● ENTRIES
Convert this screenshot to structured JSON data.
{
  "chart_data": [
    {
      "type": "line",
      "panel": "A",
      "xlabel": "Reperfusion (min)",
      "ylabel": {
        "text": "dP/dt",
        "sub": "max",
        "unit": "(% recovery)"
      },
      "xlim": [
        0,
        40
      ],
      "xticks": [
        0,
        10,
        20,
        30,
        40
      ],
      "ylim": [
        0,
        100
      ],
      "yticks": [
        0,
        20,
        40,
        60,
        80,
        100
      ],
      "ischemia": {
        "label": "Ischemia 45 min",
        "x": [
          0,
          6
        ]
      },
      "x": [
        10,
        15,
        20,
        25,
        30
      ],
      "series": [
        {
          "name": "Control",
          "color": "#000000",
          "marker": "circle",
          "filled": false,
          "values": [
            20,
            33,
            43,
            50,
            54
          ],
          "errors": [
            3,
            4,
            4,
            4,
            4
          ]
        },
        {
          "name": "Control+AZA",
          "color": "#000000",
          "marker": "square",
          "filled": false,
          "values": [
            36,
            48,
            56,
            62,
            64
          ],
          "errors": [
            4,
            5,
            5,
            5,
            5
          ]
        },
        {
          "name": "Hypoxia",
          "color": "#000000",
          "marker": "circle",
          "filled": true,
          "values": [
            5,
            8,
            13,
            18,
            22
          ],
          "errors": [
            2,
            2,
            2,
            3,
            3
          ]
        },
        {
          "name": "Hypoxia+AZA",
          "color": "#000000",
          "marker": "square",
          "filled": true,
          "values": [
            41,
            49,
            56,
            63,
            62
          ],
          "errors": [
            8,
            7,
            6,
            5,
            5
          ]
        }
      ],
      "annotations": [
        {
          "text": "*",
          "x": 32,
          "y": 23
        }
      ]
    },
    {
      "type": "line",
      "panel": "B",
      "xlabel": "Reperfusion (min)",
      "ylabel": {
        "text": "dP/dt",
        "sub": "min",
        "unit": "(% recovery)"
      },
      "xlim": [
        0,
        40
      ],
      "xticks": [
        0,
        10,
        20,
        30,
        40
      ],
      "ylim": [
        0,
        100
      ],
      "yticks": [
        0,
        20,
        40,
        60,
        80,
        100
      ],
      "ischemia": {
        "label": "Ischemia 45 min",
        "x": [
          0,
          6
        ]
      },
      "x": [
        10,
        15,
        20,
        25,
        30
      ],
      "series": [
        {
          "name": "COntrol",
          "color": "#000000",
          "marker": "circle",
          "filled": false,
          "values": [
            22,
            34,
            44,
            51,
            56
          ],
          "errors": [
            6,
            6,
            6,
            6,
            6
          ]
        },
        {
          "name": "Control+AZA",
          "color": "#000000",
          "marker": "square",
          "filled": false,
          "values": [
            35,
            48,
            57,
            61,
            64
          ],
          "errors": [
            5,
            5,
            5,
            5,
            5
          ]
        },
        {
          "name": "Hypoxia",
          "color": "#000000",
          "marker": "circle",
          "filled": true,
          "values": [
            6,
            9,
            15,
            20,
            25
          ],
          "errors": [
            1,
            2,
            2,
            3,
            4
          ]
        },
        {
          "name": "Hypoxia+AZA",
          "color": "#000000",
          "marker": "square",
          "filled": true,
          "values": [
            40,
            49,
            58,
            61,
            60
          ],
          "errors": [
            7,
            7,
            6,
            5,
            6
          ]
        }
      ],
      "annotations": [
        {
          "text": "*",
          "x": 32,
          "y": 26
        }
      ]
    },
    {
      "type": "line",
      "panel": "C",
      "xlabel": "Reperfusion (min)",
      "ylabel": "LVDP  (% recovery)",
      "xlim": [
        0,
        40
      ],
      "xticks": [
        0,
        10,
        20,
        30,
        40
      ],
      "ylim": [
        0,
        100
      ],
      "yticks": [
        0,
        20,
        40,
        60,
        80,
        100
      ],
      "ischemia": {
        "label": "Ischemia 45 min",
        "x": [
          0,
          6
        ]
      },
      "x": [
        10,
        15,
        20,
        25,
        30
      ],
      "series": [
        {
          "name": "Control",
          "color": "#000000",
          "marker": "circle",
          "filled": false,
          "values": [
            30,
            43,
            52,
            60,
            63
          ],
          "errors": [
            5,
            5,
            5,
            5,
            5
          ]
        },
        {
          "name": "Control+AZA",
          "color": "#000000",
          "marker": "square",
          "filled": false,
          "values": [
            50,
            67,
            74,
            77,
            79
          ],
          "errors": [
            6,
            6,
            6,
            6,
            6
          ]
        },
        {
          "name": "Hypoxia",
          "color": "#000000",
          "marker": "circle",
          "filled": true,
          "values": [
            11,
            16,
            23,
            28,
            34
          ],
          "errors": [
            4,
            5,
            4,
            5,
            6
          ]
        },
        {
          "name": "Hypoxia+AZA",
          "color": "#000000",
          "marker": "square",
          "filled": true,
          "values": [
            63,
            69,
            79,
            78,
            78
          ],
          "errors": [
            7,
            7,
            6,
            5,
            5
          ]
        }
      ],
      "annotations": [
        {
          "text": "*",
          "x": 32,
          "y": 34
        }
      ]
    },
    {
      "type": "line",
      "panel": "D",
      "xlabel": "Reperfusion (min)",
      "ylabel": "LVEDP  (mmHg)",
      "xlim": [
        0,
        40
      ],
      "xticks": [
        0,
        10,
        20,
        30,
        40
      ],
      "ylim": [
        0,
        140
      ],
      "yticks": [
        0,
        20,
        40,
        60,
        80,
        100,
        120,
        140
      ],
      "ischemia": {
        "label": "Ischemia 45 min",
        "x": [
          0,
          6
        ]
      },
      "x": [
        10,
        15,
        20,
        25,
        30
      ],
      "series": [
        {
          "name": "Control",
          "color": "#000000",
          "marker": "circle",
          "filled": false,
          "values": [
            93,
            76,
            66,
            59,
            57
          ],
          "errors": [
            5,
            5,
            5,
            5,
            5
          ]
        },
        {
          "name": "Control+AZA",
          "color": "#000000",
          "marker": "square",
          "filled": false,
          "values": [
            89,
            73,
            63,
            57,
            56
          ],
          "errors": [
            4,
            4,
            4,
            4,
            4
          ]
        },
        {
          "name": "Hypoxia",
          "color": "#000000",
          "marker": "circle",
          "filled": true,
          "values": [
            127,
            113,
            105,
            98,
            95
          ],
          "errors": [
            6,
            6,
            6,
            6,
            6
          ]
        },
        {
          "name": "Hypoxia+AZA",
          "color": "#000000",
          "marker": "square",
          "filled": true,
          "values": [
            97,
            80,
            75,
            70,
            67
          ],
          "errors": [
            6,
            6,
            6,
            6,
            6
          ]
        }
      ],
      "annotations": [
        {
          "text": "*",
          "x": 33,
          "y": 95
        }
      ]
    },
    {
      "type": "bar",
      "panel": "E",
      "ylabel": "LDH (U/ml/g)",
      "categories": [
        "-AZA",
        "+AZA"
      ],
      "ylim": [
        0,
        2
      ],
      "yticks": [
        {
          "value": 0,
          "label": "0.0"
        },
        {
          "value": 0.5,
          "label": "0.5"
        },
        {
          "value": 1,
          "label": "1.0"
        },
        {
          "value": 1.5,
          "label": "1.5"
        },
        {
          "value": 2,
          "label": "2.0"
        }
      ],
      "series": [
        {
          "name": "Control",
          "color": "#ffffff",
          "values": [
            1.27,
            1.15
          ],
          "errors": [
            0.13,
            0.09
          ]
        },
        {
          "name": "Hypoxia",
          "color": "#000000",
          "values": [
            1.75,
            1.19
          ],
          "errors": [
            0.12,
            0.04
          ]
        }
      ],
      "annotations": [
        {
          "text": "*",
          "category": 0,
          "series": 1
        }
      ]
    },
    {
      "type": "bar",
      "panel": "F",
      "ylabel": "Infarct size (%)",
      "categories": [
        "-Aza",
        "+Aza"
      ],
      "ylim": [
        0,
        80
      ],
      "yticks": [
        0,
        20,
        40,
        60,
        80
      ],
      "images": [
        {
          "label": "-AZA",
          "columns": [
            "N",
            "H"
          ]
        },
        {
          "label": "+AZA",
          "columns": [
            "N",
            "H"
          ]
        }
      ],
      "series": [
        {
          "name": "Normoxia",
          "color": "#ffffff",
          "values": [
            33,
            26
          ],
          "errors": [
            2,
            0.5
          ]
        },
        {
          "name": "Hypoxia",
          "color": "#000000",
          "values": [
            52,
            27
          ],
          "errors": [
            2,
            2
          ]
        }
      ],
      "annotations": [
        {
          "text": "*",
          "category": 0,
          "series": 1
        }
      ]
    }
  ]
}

---

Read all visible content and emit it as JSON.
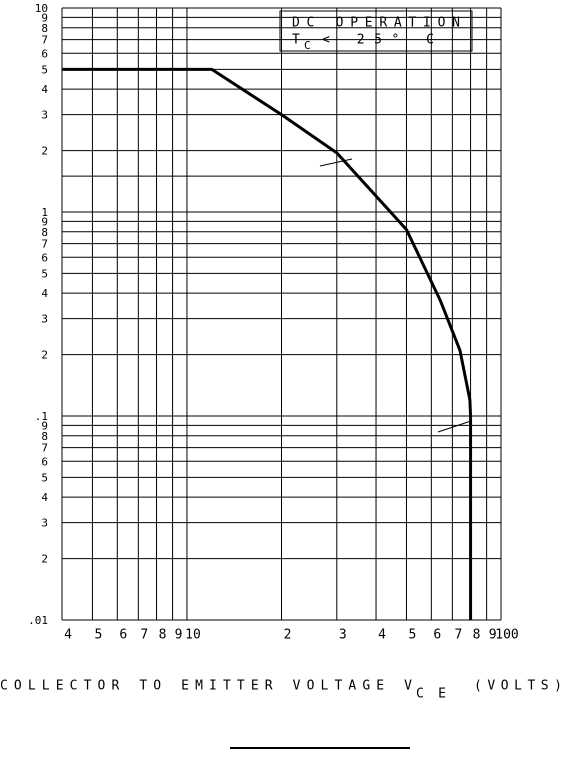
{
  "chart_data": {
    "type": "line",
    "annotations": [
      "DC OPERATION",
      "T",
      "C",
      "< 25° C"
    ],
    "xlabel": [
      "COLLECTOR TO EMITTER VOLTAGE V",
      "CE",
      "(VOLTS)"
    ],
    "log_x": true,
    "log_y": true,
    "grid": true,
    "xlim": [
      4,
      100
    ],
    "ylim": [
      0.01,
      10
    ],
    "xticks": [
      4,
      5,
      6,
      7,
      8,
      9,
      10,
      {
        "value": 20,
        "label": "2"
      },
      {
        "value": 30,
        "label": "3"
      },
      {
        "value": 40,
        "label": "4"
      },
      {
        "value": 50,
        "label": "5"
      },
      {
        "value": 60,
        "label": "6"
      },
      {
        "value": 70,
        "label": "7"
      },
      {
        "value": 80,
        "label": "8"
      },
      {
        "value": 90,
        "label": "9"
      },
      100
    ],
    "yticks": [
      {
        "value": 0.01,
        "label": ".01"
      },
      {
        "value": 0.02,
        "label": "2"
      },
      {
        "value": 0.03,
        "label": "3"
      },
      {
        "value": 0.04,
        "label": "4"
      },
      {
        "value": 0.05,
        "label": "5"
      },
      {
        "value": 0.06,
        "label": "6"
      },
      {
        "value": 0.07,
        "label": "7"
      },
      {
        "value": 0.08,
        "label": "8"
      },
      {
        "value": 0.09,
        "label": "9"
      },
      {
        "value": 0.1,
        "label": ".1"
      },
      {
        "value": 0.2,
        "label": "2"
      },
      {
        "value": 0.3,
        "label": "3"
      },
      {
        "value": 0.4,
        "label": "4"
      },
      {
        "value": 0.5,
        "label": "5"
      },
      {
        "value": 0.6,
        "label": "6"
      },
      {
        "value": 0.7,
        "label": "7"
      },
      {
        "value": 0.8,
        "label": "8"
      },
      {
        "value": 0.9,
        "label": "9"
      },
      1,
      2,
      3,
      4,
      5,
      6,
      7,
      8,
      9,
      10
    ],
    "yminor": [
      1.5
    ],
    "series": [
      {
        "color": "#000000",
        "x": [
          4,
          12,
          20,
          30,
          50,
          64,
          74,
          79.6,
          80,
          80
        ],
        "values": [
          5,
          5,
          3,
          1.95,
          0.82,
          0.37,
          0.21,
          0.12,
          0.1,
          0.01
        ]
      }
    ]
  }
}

● WORK INSTRUCTIONS
Each line in the data that holds the string "JSON" should be found and copied.

● FULL SOLUTION
Convert this screenshot to structured JSON data.
Read all visible content and emit it as JSON.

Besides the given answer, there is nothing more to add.